• **DIRECTIONS**
Each line containing the word "title" must be reported.

[Structured figure records]
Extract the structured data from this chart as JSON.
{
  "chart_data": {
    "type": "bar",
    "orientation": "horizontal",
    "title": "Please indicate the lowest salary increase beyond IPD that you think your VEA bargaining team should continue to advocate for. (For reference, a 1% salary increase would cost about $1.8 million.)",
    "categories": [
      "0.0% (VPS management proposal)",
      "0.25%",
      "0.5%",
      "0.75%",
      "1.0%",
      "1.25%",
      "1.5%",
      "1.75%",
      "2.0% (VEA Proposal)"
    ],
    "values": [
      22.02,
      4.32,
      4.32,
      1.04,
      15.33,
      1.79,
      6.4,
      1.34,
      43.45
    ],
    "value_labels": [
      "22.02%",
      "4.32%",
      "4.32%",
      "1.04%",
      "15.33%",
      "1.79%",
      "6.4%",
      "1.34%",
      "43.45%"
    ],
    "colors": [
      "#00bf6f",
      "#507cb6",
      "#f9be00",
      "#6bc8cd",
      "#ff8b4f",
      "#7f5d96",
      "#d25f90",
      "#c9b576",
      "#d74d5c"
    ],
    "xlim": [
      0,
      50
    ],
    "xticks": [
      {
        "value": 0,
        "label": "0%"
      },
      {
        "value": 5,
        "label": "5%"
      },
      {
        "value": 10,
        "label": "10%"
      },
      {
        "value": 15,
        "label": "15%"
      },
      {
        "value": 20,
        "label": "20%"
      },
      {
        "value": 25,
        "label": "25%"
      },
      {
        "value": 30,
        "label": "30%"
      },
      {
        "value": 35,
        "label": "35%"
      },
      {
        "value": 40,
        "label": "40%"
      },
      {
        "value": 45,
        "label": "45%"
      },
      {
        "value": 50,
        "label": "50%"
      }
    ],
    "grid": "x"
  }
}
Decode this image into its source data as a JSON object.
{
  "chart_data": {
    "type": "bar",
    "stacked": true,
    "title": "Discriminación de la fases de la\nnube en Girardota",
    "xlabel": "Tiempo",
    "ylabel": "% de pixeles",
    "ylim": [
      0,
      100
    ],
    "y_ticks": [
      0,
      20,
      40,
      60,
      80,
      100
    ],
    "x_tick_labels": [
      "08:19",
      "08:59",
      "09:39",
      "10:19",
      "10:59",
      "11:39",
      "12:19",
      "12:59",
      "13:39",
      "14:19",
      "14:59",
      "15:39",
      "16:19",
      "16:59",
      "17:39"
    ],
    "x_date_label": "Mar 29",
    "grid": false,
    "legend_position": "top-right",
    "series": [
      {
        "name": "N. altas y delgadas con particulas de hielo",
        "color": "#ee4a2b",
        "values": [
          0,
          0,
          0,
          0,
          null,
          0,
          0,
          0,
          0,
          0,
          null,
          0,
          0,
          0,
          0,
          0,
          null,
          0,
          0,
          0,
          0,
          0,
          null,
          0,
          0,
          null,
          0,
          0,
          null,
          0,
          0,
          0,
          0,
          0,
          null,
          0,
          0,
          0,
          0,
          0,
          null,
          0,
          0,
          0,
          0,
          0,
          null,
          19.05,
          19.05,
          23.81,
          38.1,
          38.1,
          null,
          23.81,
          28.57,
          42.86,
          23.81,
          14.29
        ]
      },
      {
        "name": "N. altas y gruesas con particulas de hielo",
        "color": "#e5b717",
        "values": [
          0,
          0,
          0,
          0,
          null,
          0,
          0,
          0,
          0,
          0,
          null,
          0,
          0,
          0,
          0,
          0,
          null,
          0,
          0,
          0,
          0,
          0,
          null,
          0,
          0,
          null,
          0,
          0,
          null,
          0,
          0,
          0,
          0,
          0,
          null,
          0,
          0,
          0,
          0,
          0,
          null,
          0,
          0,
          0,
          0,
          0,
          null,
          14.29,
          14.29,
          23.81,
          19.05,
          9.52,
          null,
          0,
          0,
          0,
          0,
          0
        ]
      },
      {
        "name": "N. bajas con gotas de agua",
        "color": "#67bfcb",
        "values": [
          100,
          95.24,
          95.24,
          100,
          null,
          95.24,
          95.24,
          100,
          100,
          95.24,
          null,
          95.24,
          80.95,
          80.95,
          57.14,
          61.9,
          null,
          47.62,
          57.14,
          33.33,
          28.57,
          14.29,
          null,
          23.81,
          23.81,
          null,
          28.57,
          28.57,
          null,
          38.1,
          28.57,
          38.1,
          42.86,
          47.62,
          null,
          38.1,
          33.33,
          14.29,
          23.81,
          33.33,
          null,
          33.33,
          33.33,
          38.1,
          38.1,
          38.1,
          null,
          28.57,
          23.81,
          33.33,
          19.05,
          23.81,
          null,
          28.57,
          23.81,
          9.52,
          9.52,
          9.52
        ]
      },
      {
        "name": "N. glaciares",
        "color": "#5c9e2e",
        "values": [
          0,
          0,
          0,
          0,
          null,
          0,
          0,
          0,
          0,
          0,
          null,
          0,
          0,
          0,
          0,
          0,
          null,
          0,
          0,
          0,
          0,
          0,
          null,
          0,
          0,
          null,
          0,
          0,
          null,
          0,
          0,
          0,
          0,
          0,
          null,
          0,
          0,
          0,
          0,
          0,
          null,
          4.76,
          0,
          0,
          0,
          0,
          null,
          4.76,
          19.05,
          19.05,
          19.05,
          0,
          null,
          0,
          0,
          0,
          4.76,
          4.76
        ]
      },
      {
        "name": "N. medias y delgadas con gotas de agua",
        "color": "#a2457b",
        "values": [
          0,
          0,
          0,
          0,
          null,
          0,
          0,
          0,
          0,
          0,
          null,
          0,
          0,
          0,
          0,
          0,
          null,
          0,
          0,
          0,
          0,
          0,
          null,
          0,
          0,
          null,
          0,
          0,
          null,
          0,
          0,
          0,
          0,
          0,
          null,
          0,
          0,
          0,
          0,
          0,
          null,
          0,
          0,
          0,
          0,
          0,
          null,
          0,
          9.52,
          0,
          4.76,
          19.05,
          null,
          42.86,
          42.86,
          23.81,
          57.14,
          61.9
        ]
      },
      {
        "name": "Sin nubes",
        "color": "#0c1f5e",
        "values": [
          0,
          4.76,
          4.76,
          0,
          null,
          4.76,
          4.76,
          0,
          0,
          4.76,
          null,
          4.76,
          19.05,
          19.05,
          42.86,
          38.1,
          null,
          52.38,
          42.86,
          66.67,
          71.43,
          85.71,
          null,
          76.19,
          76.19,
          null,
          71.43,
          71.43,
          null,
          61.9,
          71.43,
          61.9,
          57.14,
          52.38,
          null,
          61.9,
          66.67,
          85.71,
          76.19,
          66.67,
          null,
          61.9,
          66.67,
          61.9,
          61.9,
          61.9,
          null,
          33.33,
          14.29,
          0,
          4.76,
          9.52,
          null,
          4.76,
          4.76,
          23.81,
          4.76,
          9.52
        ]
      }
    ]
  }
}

• **WRITTEN RESPONSE**
    "title": "Please indicate the lowest salary increase beyond IPD that you think your VEA bargaining team should continue to advocate for. (For reference, a 1% salary increase would cost about $1.8 million.)",
    "title": "Discriminación de la fases de la\nnube en Girardota",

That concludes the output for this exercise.